- [What you should do] Go through the records underneath and count the lines that include the string "above". Give nothing but the number.

- [Record list]
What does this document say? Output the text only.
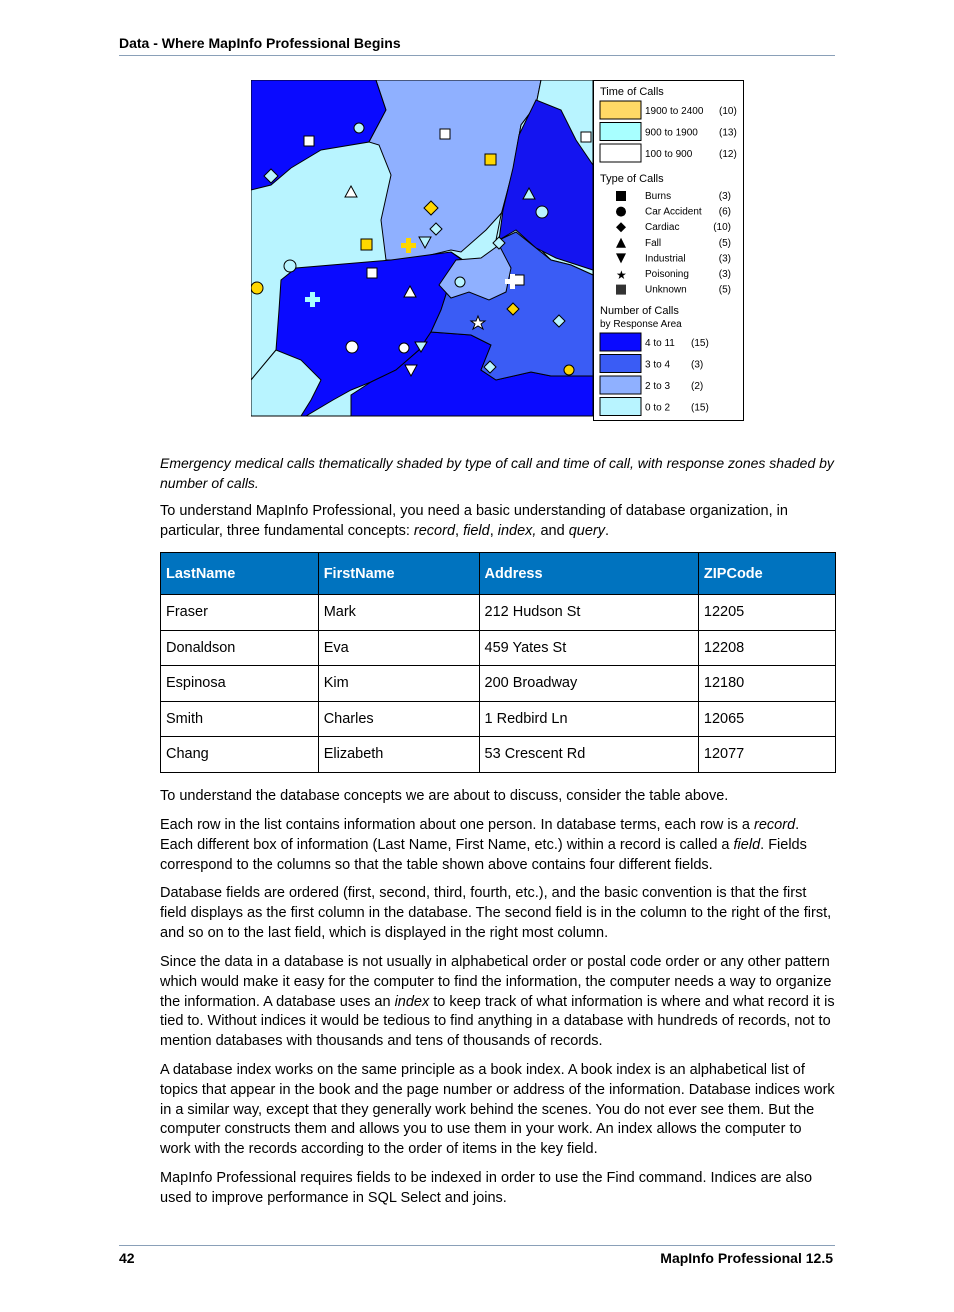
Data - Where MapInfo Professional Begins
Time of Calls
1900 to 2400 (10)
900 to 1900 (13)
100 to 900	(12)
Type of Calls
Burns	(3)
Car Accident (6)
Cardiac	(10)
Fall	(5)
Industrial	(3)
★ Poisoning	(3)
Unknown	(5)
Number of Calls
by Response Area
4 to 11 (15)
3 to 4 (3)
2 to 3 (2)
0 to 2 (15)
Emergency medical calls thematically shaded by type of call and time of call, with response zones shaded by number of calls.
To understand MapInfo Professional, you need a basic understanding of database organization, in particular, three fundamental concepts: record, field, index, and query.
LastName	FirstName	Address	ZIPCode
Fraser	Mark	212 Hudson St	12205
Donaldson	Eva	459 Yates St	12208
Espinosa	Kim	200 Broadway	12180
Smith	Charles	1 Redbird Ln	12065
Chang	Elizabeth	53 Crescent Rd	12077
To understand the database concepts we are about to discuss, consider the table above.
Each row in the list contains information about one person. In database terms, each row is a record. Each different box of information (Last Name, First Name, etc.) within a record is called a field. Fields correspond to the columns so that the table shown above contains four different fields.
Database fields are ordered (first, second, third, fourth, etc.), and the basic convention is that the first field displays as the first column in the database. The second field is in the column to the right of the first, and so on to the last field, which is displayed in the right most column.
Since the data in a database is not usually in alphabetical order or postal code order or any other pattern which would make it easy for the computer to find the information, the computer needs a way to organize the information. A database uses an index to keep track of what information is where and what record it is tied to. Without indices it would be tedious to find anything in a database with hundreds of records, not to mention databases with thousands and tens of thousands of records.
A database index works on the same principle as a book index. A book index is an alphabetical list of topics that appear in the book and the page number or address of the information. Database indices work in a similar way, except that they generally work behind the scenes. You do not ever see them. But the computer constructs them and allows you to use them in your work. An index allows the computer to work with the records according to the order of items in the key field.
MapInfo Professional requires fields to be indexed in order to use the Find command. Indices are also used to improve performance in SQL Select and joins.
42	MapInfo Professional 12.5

* * *

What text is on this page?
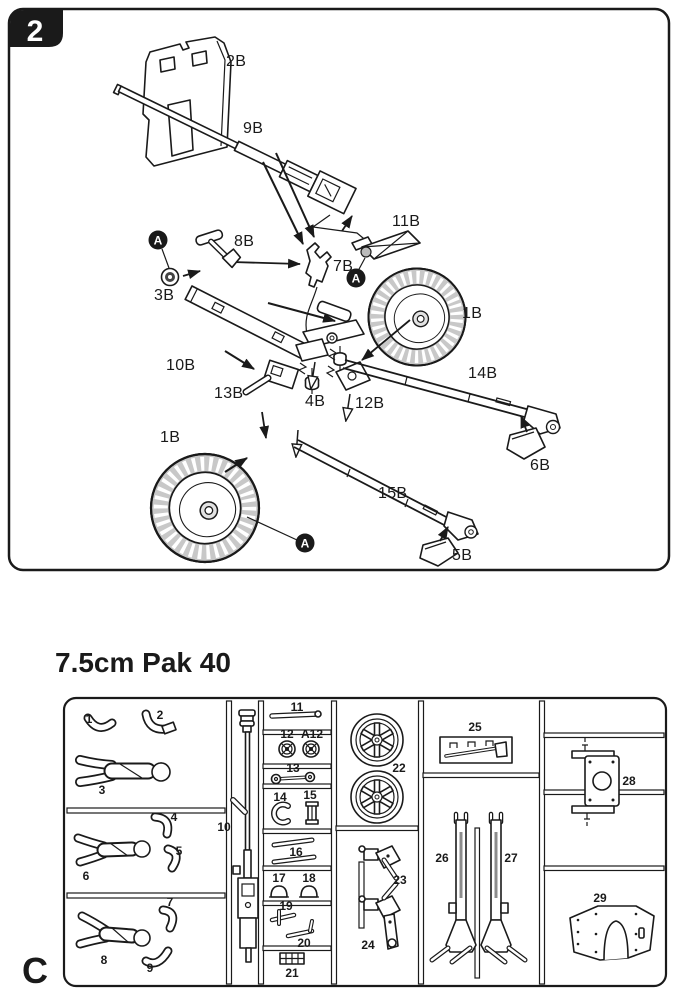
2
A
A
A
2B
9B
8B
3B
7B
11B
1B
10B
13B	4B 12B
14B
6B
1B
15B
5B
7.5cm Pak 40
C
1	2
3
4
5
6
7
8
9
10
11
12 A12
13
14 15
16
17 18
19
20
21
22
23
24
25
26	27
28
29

==

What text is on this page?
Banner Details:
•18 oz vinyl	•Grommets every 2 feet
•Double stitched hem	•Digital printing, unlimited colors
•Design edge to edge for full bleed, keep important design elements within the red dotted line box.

- [Answer to the task] 2